(Stored records)
_____
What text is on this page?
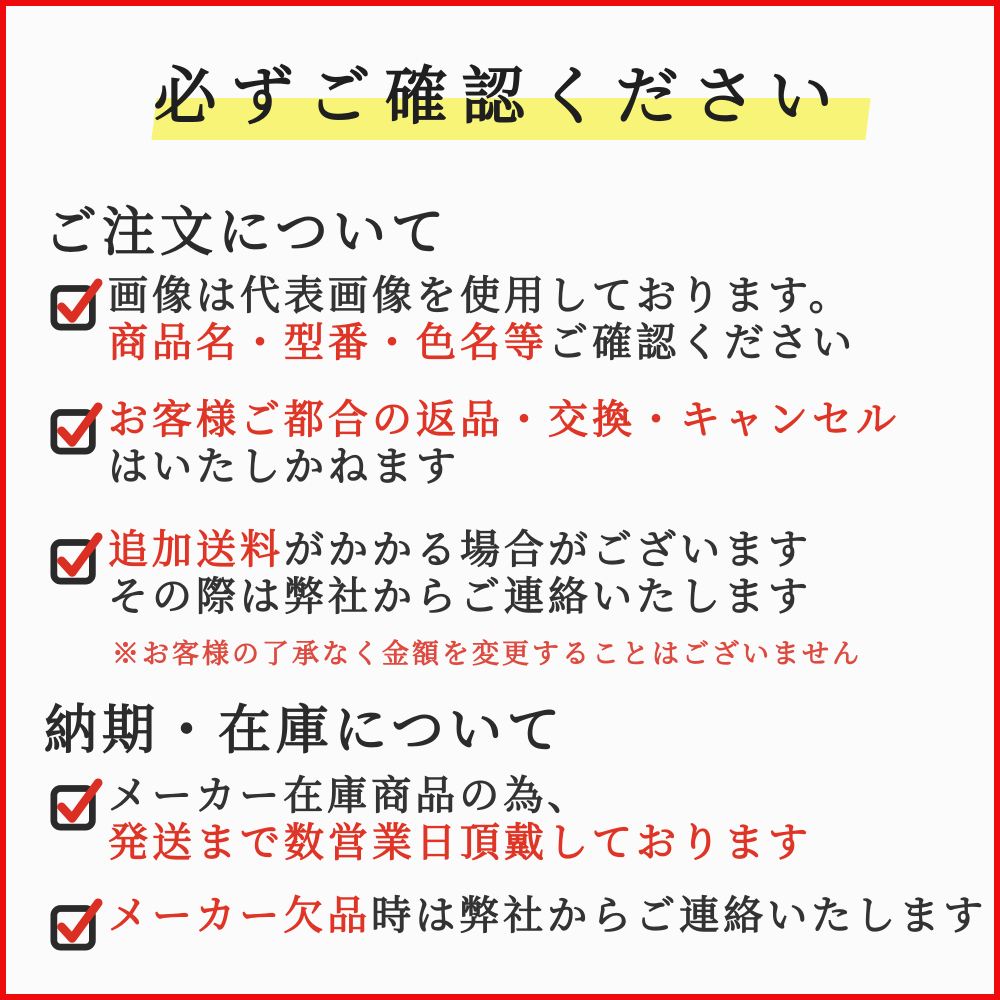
必ずご確認ください
ご注文について
画像は代表画像を使用しております。 商品名・型番・色名等ご確認ください
お客様ご都合の返品・交換・キャンセル はいたしかねます
追加送料がかかる場合がございます その際は弊社からご連絡いたします
※お客様の了承なく金額を変更することはございません
納期・在庫について
メーカー在庫商品の為、 発送まで数営業日頂戴しております
メーカー欠品時は弊社からご連絡いたします
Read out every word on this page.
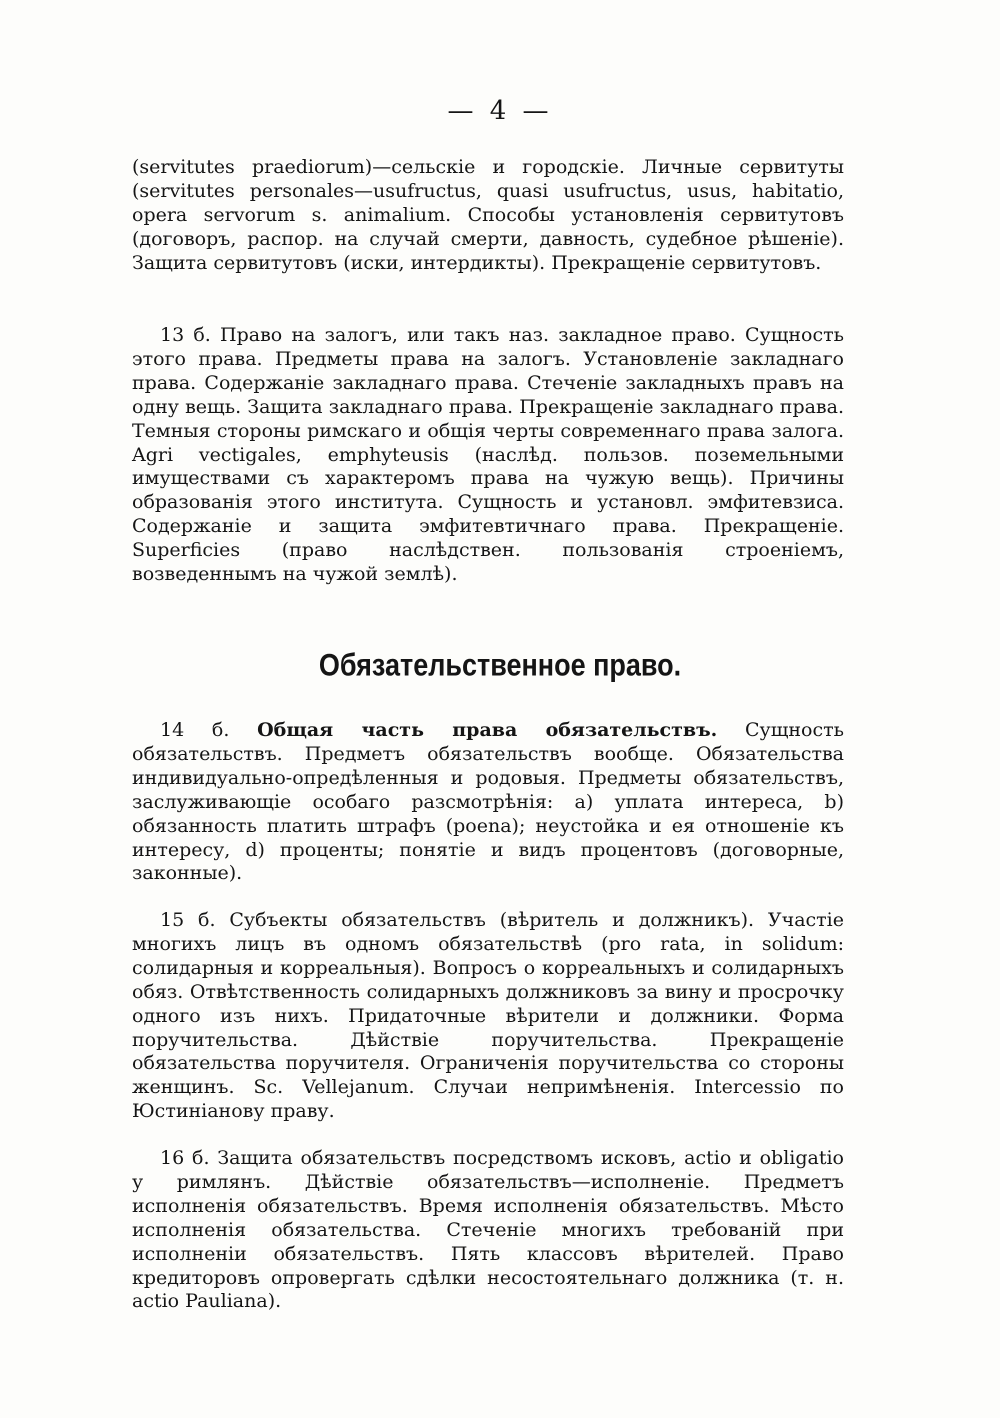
— 4 —

(servitutes praediorum)—сельскіе и городскіе. Личные сервитуты (servitutes personales—usufructus, quasi usufructus, usus, habitatio, opera servorum s. animalium. Способы установленія сервитутовъ (договоръ, распор. на случай смерти, давность, судебное рѣшеніе). Защита сервитутовъ (иски, интердикты). Прекращеніе сервитутовъ.

13 б. Право на залогъ, или такъ наз. закладное право. Сущность этого права. Предметы права на залогъ. Установленіе закладнаго права. Содержаніе закладнаго права. Стеченіе закладныхъ правъ на одну вещь. Защита закладнаго права. Прекращеніе закладнаго права. Темныя стороны римскаго и общія черты современнаго права залога. Agri vectigales, emphyteusis (наслѣд. пользов. поземельными имуществами съ характеромъ права на чужую вещь). Причины образованія этого института. Сущность и установл. эмфитевзиса. Содержаніе и защита эмфитевтичнаго права. Прекращеніе. Superficies (право наслѣдствен. пользованія строеніемъ, возведеннымъ на чужой землѣ).

Обязательственное право.

14 б. Общая часть права обязательствъ. Сущность обязательствъ. Предметъ обязательствъ вообще. Обязательства индивидуально-опредѣленныя и родовыя. Предметы обязательствъ, заслуживающіе особаго разсмотрѣнія: а) уплата интереса, b) обязанность платить штрафъ (poena); неустойка и ея отношеніе къ интересу, d) проценты; понятіе и видъ процентовъ (договорные, законные).

15 б. Субъекты обязательствъ (вѣритель и должникъ). Участіе многихъ лицъ въ одномъ обязательствѣ (pro rata, in solidum: солидарныя и корреальныя). Вопросъ о корреальныхъ и солидарныхъ обяз. Отвѣтственность солидарныхъ должниковъ за вину и просрочку одного изъ нихъ. Придаточные вѣрители и должники. Форма поручительства. Дѣйствіе поручительства. Прекращеніе обязательства поручителя. Ограниченія поручительства со стороны женщинъ. Sc. Vellejanum. Случаи непримѣненія. Intercessio по Юстиніанову праву.

16 б. Защита обязательствъ посредствомъ исковъ, actio и obligatio у римлянъ. Дѣйствіе обязательствъ—исполненіе. Предметъ исполненія обязательствъ. Время исполненія обязательствъ. Мѣсто исполненія обязательства. Стеченіе многихъ требованій при исполненіи обязательствъ. Пять классовъ вѣрителей. Право кредиторовъ опровергать сдѣлки несостоятельнаго должника (т. н. actio Pauliana).
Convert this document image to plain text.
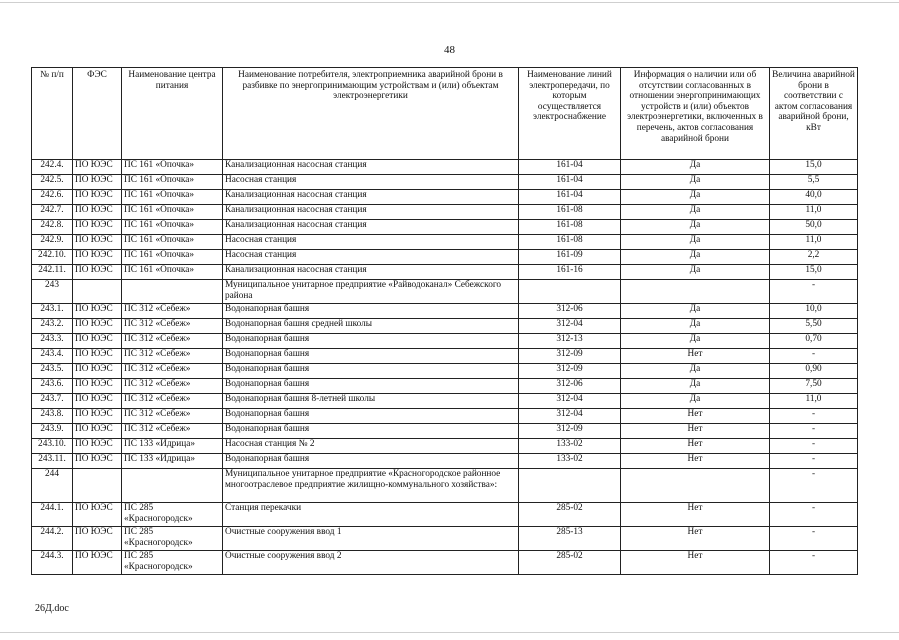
48
№ п/п	ФЭС	Наименование центра питания	Наименование потребителя, электроприемника аварийной брони в разбивке по энергопринимающим устройствам и (или) объектам электроэнергетики	Наименование линий электропередачи, по которым осуществляется электроснабжение	Информация о наличии или об отсутствии согласованных в отношении энергопринимающих устройств и (или) объектов электроэнергетики, включенных в перечень, актов согласования аварийной брони	Величина аварийной брони в соответствии с актом согласования аварийной брони, кВт
242.4.	ПО ЮЭС	ПС 161 «Опочка»	Канализационная насосная станция	161-04	Да	15,0
242.5.	ПО ЮЭС	ПС 161 «Опочка»	Насосная станция	161-04	Да	5,5
242.6.	ПО ЮЭС	ПС 161 «Опочка»	Канализационная насосная станция	161-04	Да	40,0
242.7.	ПО ЮЭС	ПС 161 «Опочка»	Канализационная насосная станция	161-08	Да	11,0
242.8.	ПО ЮЭС	ПС 161 «Опочка»	Канализационная насосная станция	161-08	Да	50,0
242.9.	ПО ЮЭС	ПС 161 «Опочка»	Насосная станция	161-08	Да	11,0
242.10.	ПО ЮЭС	ПС 161 «Опочка»	Насосная станция	161-09	Да	2,2
242.11.	ПО ЮЭС	ПС 161 «Опочка»	Канализационная насосная станция	161-16	Да	15,0
243			Муниципальное унитарное предприятие «Райводоканал» Себежского района			-
243.1.	ПО ЮЭС	ПС 312 «Себеж»	Водонапорная башня	312-06	Да	10,0
243.2.	ПО ЮЭС	ПС 312 «Себеж»	Водонапорная башня средней школы	312-04	Да	5,50
243.3.	ПО ЮЭС	ПС 312 «Себеж»	Водонапорная башня	312-13	Да	0,70
243.4.	ПО ЮЭС	ПС 312 «Себеж»	Водонапорная башня	312-09	Нет	-
243.5.	ПО ЮЭС	ПС 312 «Себеж»	Водонапорная башня	312-09	Да	0,90
243.6.	ПО ЮЭС	ПС 312 «Себеж»	Водонапорная башня	312-06	Да	7,50
243.7.	ПО ЮЭС	ПС 312 «Себеж»	Водонапорная башня 8-летней школы	312-04	Да	11,0
243.8.	ПО ЮЭС	ПС 312 «Себеж»	Водонапорная башня	312-04	Нет	-
243.9.	ПО ЮЭС	ПС 312 «Себеж»	Водонапорная башня	312-09	Нет	-
243.10.	ПО ЮЭС	ПС 133 «Идрица»	Насосная станция № 2	133-02	Нет	-
243.11.	ПО ЮЭС	ПС 133 «Идрица»	Водонапорная башня	133-02	Нет	-
244			Муниципальное унитарное предприятие «Красногородское районное многоотраслевое предприятие жилищно-коммунального хозяйства»:			-
244.1.	ПО ЮЭС	ПС 285 «Красногородск»	Станция перекачки	285-02	Нет	-
244.2.	ПО ЮЭС	ПС 285 «Красногородск»	Очистные сооружения ввод 1	285-13	Нет	-
244.3.	ПО ЮЭС	ПС 285 «Красногородск»	Очистные сооружения ввод 2	285-02	Нет	-
26Д.doc
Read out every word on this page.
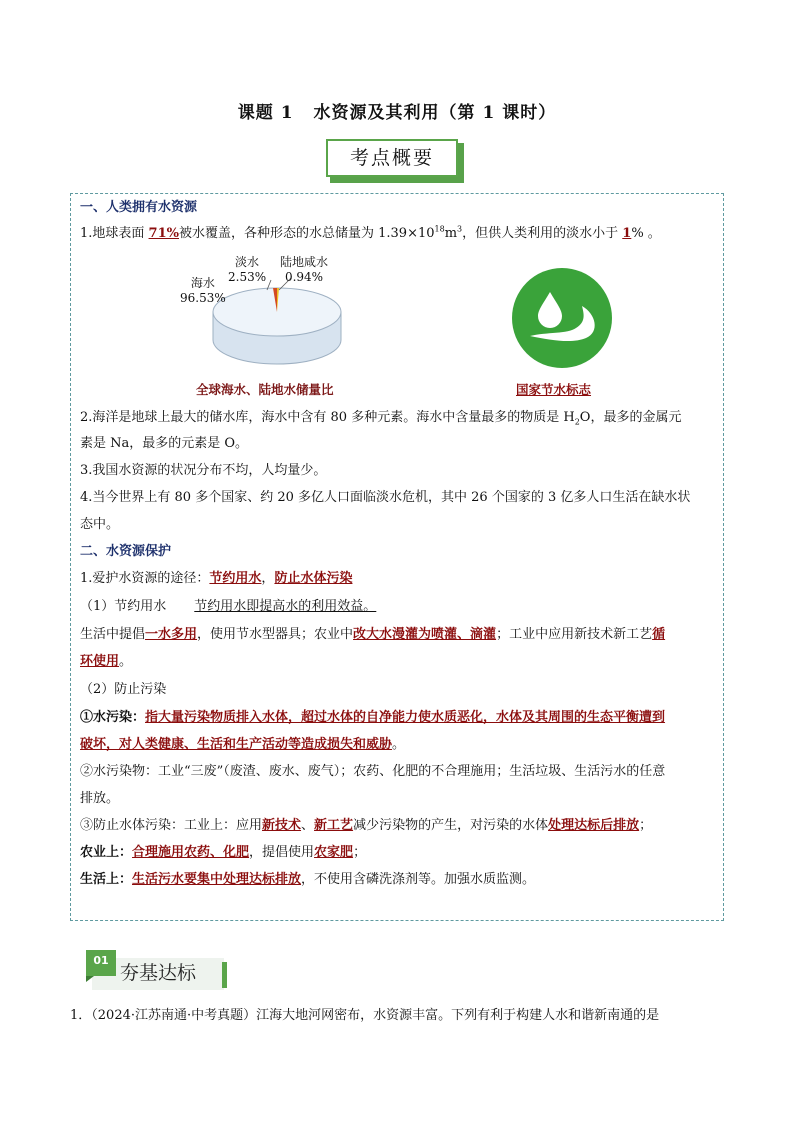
课题 1 水资源及其利用（第 1 课时）
考点概要
一、人类拥有水资源
1.地球表面 71%被水覆盖，各种形态的水总储量为 $1.39\times 10^{18}m^3$，但供人类利用的淡水小于 1% 。
淡水
2.53%
陆地咸水
0.94%
海水
96.53%
全球海水、陆地水储量比	国家节水标志
2.海洋是地球上最大的储水库，海水中含有 80 多种元素。海水中含量最多的物质是 $H_2O$，最多的金属元
素是 Na，最多的元素是 O。
3.我国水资源的状况分布不均，人均量少。
4.当今世界上有 80 多个国家、约 20 多亿人口面临淡水危机，其中 26 个国家的 3 亿多人口生活在缺水状
态中。
二、水资源保护
1.爱护水资源的途径：节约用水，防止水体污染
（1）节约用水 节约用水即提高水的利用效益。
生活中提倡一水多用，使用节水型器具；农业中改大水漫灌为喷灌、滴灌；工业中应用新技术新工艺循
环使用。
（2）防止污染
①水污染：指大量污染物质排入水体，超过水体的自净能力使水质恶化，水体及其周围的生态平衡遭到
破坏，对人类健康、生活和生产活动等造成损失和威胁。
②水污染物：工业“三废”（废渣、废水、废气）；农药、化肥的不合理施用；生活垃圾、生活污水的任意
排放。
③防止水体污染：工业上：应用新技术、新工艺减少污染物的产生，对污染的水体处理达标后排放；
农业上：合理施用农药、化肥，提倡使用农家肥；
生活上：生活污水要集中处理达标排放，不使用含磷洗涤剂等。加强水质监测。
01
夯基达标
1．（2024·江苏南通·中考真题）江海大地河网密布，水资源丰富。下列有利于构建人水和谐新南通的是
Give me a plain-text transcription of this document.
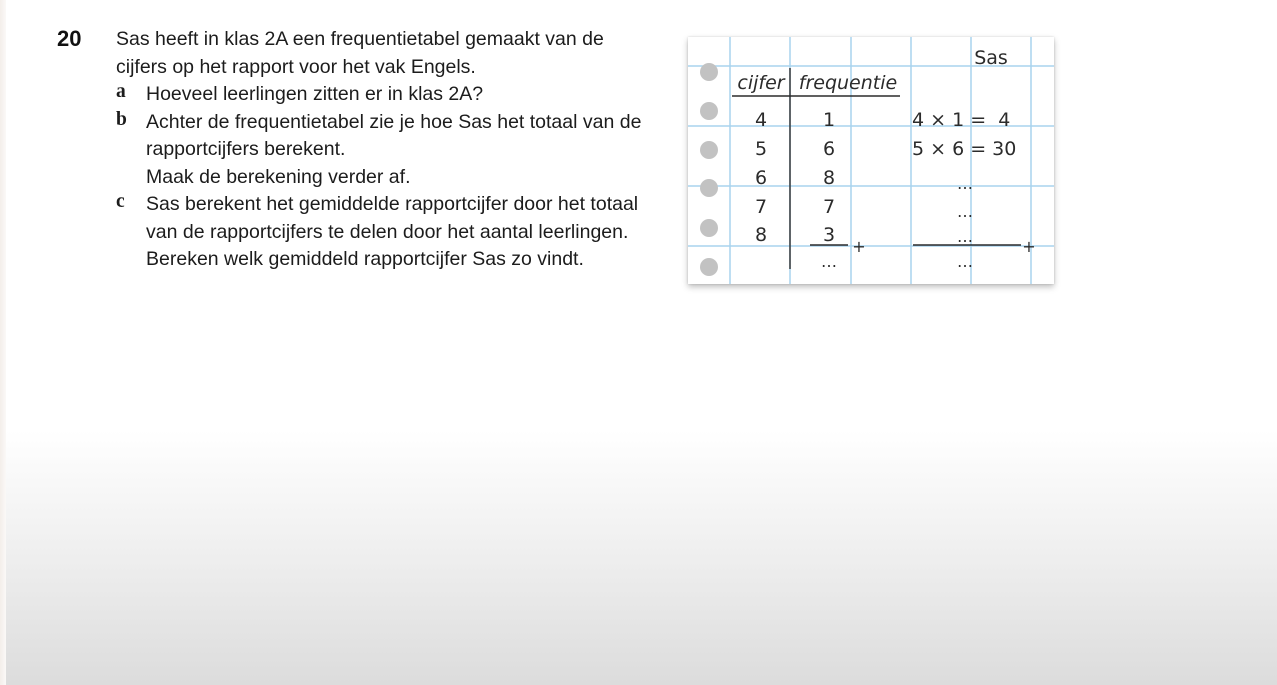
20 Sas heeft in klas 2A een frequentietabel gemaakt van de
cijfers op het rapport voor het vak Engels.
a Hoeveel leerlingen zitten er in klas 2A?
b Achter de frequentietabel zie je hoe Sas het totaal van de
rapportcijfers berekent.
Maak de berekening verder af.
c Sas berekent het gemiddelde rapportcijfer door het totaal
van de rapportcijfers te delen door het aantal leerlingen.
Bereken welk gemiddeld rapportcijfer Sas zo vindt.
Sas
cijfer frequentie
4
5
6
7
8
1
6
8
7
3
…
+
4 × 1 =  4
5 × 6 = 30
…
…
…
…
+
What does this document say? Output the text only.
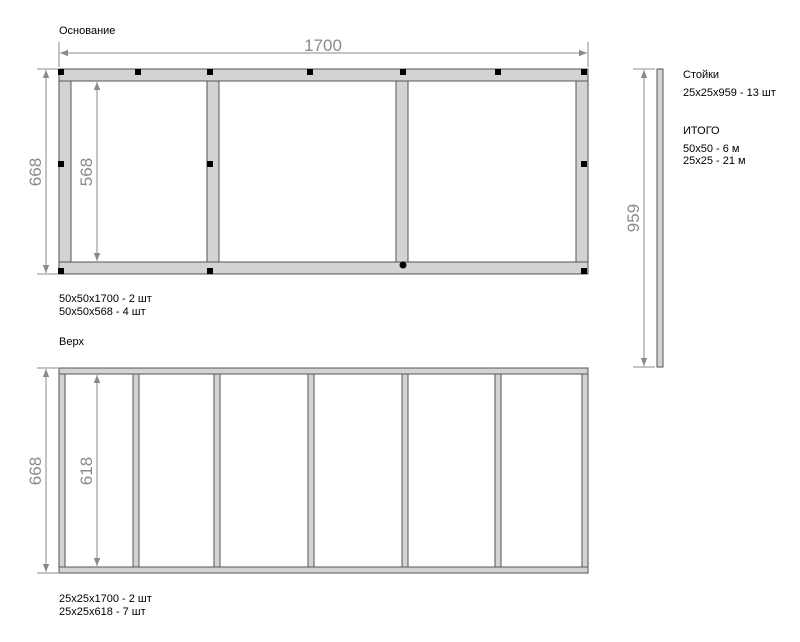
Основание
50x50x1700 - 2 шт
50x50x568 - 4 шт
Верх
25x25x1700 - 2 шт
25x25x618 - 7 шт
Стойки
25x25x959 - 13 шт
ИТОГО
50x50 - 6 м
25x25 - 21 м
1700
668 568
959
668 618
_____
Make an exact copy of only those lines that run from the line with "Give me a plain-text" through the end of the records, excluding pictures.

Give me a plain-text transcription of this document.
20 Sas heeft in klas 2A een frequentietabel gemaakt van de
cijfers op het rapport voor het vak Engels.
a Hoeveel leerlingen zitten er in klas 2A?
b Achter de frequentietabel zie je hoe Sas het totaal van de
rapportcijfers berekent.
Maak de berekening verder af.
c Sas berekent het gemiddelde rapportcijfer door het totaal
van de rapportcijfers te delen door het aantal leerlingen.
Bereken welk gemiddeld rapportcijfer Sas zo vindt.
Sas
cijfer frequentie
4
5
6
7
8
1
6
8
7
3
…
+
4 × 1 =  4
5 × 6 = 30
…
…
…
…
+
What does this document say? Output the text only.
Основание
50x50x1700 - 2 шт
50x50x568 - 4 шт
Верх
25x25x1700 - 2 шт
25x25x618 - 7 шт
Стойки
25x25x959 - 13 шт
ИТОГО
50x50 - 6 м
25x25 - 21 м
1700
668 568
959
668 618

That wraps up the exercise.